### Extracted data
= = = = =

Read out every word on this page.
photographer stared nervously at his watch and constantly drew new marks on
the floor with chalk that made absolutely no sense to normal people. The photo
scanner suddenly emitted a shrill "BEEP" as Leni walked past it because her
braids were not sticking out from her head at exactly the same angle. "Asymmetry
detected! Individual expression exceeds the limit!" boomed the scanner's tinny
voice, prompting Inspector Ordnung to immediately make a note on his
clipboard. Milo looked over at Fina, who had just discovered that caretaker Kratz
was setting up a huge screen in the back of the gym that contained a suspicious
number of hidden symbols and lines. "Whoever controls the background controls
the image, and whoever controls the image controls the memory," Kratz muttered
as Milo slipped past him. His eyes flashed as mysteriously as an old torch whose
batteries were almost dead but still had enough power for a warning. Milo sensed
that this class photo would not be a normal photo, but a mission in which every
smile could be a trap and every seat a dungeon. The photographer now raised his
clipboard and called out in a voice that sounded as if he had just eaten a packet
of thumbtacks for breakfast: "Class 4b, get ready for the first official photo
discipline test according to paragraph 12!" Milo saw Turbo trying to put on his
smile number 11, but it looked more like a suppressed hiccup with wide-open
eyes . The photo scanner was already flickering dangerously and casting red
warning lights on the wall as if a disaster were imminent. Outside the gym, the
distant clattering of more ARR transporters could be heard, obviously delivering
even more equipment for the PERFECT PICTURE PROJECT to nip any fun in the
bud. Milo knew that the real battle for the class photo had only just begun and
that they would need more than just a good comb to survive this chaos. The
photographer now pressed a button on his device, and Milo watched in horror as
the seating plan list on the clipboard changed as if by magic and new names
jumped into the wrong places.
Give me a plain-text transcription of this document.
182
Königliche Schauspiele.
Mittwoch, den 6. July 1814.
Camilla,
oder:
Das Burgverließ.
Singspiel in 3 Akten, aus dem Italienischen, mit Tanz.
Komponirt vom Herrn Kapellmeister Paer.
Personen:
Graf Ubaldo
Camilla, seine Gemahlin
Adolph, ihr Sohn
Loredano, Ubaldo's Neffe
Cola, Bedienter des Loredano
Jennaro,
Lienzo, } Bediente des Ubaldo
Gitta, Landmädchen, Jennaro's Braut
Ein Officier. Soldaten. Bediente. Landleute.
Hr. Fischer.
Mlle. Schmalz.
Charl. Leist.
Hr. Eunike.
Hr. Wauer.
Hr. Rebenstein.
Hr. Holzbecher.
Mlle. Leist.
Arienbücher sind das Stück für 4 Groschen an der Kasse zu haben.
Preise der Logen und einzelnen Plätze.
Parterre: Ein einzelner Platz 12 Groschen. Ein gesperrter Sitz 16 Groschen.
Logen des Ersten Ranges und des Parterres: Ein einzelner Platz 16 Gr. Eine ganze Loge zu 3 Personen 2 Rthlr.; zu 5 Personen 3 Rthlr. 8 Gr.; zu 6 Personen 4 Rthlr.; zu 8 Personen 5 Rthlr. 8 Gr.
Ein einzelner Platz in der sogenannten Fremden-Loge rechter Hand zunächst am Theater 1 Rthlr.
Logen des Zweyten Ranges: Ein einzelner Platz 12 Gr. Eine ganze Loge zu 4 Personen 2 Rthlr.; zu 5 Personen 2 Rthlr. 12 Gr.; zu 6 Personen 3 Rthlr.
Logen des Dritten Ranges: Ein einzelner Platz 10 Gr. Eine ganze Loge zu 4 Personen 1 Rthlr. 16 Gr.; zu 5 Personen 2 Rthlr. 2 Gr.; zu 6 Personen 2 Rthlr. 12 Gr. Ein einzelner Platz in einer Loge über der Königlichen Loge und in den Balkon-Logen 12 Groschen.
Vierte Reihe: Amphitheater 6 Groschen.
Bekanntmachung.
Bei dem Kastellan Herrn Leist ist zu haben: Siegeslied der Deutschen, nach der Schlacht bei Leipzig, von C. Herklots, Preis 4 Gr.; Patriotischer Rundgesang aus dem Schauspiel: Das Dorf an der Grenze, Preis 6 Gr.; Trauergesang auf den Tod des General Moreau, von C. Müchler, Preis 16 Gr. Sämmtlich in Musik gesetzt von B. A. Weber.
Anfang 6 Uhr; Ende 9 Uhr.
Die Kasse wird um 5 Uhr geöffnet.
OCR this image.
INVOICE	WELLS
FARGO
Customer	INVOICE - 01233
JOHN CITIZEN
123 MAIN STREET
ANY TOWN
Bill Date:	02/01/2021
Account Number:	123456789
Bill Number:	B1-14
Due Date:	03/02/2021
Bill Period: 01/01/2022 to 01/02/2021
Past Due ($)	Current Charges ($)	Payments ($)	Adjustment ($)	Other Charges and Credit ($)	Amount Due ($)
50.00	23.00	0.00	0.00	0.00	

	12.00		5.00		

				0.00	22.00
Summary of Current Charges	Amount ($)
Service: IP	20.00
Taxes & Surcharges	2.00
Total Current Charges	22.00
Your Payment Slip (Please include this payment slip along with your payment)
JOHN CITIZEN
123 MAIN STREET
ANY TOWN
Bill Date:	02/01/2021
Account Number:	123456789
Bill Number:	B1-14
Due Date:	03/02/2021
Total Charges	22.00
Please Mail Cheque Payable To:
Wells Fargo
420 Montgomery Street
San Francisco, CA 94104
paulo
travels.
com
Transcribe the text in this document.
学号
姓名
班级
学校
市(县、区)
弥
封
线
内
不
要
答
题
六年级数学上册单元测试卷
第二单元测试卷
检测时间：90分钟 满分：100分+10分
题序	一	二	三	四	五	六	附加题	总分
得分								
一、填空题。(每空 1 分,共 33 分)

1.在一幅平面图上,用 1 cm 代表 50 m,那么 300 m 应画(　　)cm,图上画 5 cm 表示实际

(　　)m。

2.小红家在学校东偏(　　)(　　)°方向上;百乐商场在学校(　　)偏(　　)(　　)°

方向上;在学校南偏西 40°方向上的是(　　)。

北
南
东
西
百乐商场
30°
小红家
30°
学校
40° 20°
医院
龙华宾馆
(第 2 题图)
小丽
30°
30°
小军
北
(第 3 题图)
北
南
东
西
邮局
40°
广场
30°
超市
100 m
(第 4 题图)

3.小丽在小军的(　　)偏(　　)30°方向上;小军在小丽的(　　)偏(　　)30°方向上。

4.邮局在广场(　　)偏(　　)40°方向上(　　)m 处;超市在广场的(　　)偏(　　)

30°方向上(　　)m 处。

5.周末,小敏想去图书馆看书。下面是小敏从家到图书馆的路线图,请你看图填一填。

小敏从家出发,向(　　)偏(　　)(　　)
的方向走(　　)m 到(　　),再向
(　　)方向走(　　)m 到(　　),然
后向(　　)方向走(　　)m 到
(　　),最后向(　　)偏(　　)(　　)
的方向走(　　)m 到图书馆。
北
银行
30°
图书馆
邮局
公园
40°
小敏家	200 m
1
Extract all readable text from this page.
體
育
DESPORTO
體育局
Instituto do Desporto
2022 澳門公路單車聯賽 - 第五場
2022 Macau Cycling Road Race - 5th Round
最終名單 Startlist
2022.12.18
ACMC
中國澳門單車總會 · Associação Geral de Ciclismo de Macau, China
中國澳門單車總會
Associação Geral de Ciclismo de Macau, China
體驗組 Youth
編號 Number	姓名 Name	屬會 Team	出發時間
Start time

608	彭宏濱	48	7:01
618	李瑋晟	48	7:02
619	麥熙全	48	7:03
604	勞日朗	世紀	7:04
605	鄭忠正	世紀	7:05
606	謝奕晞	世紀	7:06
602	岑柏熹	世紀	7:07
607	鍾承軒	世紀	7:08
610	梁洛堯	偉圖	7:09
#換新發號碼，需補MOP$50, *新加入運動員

= = = = =

### Objective
From the preceding material, extract every line exactly.

### Reply
Read out every word on this page.
photographer stared nervously at his watch and constantly drew new marks on
the floor with chalk that made absolutely no sense to normal people. The photo
scanner suddenly emitted a shrill "BEEP" as Leni walked past it because her
braids were not sticking out from her head at exactly the same angle. "Asymmetry
detected! Individual expression exceeds the limit!" boomed the scanner's tinny
voice, prompting Inspector Ordnung to immediately make a note on his
clipboard. Milo looked over at Fina, who had just discovered that caretaker Kratz
was setting up a huge screen in the back of the gym that contained a suspicious
number of hidden symbols and lines. "Whoever controls the background controls
the image, and whoever controls the image controls the memory," Kratz muttered
as Milo slipped past him. His eyes flashed as mysteriously as an old torch whose
batteries were almost dead but still had enough power for a warning. Milo sensed
that this class photo would not be a normal photo, but a mission in which every
smile could be a trap and every seat a dungeon. The photographer now raised his
clipboard and called out in a voice that sounded as if he had just eaten a packet
of thumbtacks for breakfast: "Class 4b, get ready for the first official photo
discipline test according to paragraph 12!" Milo saw Turbo trying to put on his
smile number 11, but it looked more like a suppressed hiccup with wide-open
eyes . The photo scanner was already flickering dangerously and casting red
warning lights on the wall as if a disaster were imminent. Outside the gym, the
distant clattering of more ARR transporters could be heard, obviously delivering
even more equipment for the PERFECT PICTURE PROJECT to nip any fun in the
bud. Milo knew that the real battle for the class photo had only just begun and
that they would need more than just a good comb to survive this chaos. The
photographer now pressed a button on his device, and Milo watched in horror as
the seating plan list on the clipboard changed as if by magic and new names
jumped into the wrong places.
Give me a plain-text transcription of this document.
182
Königliche Schauspiele.
Mittwoch, den 6. July 1814.
Camilla,
oder:
Das Burgverließ.
Singspiel in 3 Akten, aus dem Italienischen, mit Tanz.
Komponirt vom Herrn Kapellmeister Paer.
Personen:
Graf Ubaldo
Camilla, seine Gemahlin
Adolph, ihr Sohn
Loredano, Ubaldo's Neffe
Cola, Bedienter des Loredano
Jennaro,
Lienzo, } Bediente des Ubaldo
Gitta, Landmädchen, Jennaro's Braut
Ein Officier. Soldaten. Bediente. Landleute.
Hr. Fischer.
Mlle. Schmalz.
Charl. Leist.
Hr. Eunike.
Hr. Wauer.
Hr. Rebenstein.
Hr. Holzbecher.
Mlle. Leist.
Arienbücher sind das Stück für 4 Groschen an der Kasse zu haben.
Preise der Logen und einzelnen Plätze.
Parterre: Ein einzelner Platz 12 Groschen. Ein gesperrter Sitz 16 Groschen.
Logen des Ersten Ranges und des Parterres: Ein einzelner Platz 16 Gr. Eine ganze Loge zu 3 Personen 2 Rthlr.; zu 5 Personen 3 Rthlr. 8 Gr.; zu 6 Personen 4 Rthlr.; zu 8 Personen 5 Rthlr. 8 Gr.
Ein einzelner Platz in der sogenannten Fremden-Loge rechter Hand zunächst am Theater 1 Rthlr.
Logen des Zweyten Ranges: Ein einzelner Platz 12 Gr. Eine ganze Loge zu 4 Personen 2 Rthlr.; zu 5 Personen 2 Rthlr. 12 Gr.; zu 6 Personen 3 Rthlr.
Logen des Dritten Ranges: Ein einzelner Platz 10 Gr. Eine ganze Loge zu 4 Personen 1 Rthlr. 16 Gr.; zu 5 Personen 2 Rthlr. 2 Gr.; zu 6 Personen 2 Rthlr. 12 Gr. Ein einzelner Platz in einer Loge über der Königlichen Loge und in den Balkon-Logen 12 Groschen.
Vierte Reihe: Amphitheater 6 Groschen.
Bekanntmachung.
Bei dem Kastellan Herrn Leist ist zu haben: Siegeslied der Deutschen, nach der Schlacht bei Leipzig, von C. Herklots, Preis 4 Gr.; Patriotischer Rundgesang aus dem Schauspiel: Das Dorf an der Grenze, Preis 6 Gr.; Trauergesang auf den Tod des General Moreau, von C. Müchler, Preis 16 Gr. Sämmtlich in Musik gesetzt von B. A. Weber.
Anfang 6 Uhr; Ende 9 Uhr.
Die Kasse wird um 5 Uhr geöffnet.
OCR this image.
INVOICE	WELLS
FARGO
Customer	INVOICE - 01233
JOHN CITIZEN
123 MAIN STREET
ANY TOWN
Bill Date:	02/01/2021
Account Number:	123456789
Bill Number:	B1-14
Due Date:	03/02/2021
Bill Period: 01/01/2022 to 01/02/2021
Past Due ($)	Current Charges ($)	Payments ($)	Adjustment ($)	Other Charges and Credit ($)	Amount Due ($)
50.00	23.00	0.00	0.00	0.00	

	12.00		5.00		

				0.00	22.00
Summary of Current Charges	Amount ($)
Service: IP	20.00
Taxes & Surcharges	2.00
Total Current Charges	22.00
Your Payment Slip (Please include this payment slip along with your payment)
JOHN CITIZEN
123 MAIN STREET
ANY TOWN
Bill Date:	02/01/2021
Account Number:	123456789
Bill Number:	B1-14
Due Date:	03/02/2021
Total Charges	22.00
Please Mail Cheque Payable To:
Wells Fargo
420 Montgomery Street
San Francisco, CA 94104
paulo
travels.
com
Transcribe the text in this document.
学号
姓名
班级
学校
市(县、区)
弥
封
线
内
不
要
答
题
六年级数学上册单元测试卷
第二单元测试卷
检测时间：90分钟 满分：100分+10分
题序	一	二	三	四	五	六	附加题	总分
得分								
一、填空题。(每空 1 分,共 33 分)

1.在一幅平面图上,用 1 cm 代表 50 m,那么 300 m 应画(　　)cm,图上画 5 cm 表示实际

(　　)m。

2.小红家在学校东偏(　　)(　　)°方向上;百乐商场在学校(　　)偏(　　)(　　)°

方向上;在学校南偏西 40°方向上的是(　　)。

北
南
东
西
百乐商场
30°
小红家
30°
学校
40° 20°
医院
龙华宾馆
(第 2 题图)
小丽
30°
30°
小军
北
(第 3 题图)
北
南
东
西
邮局
40°
广场
30°
超市
100 m
(第 4 题图)

3.小丽在小军的(　　)偏(　　)30°方向上;小军在小丽的(　　)偏(　　)30°方向上。

4.邮局在广场(　　)偏(　　)40°方向上(　　)m 处;超市在广场的(　　)偏(　　)

30°方向上(　　)m 处。

5.周末,小敏想去图书馆看书。下面是小敏从家到图书馆的路线图,请你看图填一填。

小敏从家出发,向(　　)偏(　　)(　　)
的方向走(　　)m 到(　　),再向
(　　)方向走(　　)m 到(　　),然
后向(　　)方向走(　　)m 到
(　　),最后向(　　)偏(　　)(　　)
的方向走(　　)m 到图书馆。
北
银行
30°
图书馆
邮局
公园
40°
小敏家	200 m
1
Extract all readable text from this page.
體
育
DESPORTO
體育局
Instituto do Desporto
2022 澳門公路單車聯賽 - 第五場
2022 Macau Cycling Road Race - 5th Round
最終名單 Startlist
2022.12.18
ACMC
中國澳門單車總會 · Associação Geral de Ciclismo de Macau, China
中國澳門單車總會
Associação Geral de Ciclismo de Macau, China
體驗組 Youth
編號 Number	姓名 Name	屬會 Team	出發時間
Start time

608	彭宏濱	48	7:01
618	李瑋晟	48	7:02
619	麥熙全	48	7:03
604	勞日朗	世紀	7:04
605	鄭忠正	世紀	7:05
606	謝奕晞	世紀	7:06
602	岑柏熹	世紀	7:07
607	鍾承軒	世紀	7:08
610	梁洛堯	偉圖	7:09
#換新發號碼，需補MOP$50, *新加入運動員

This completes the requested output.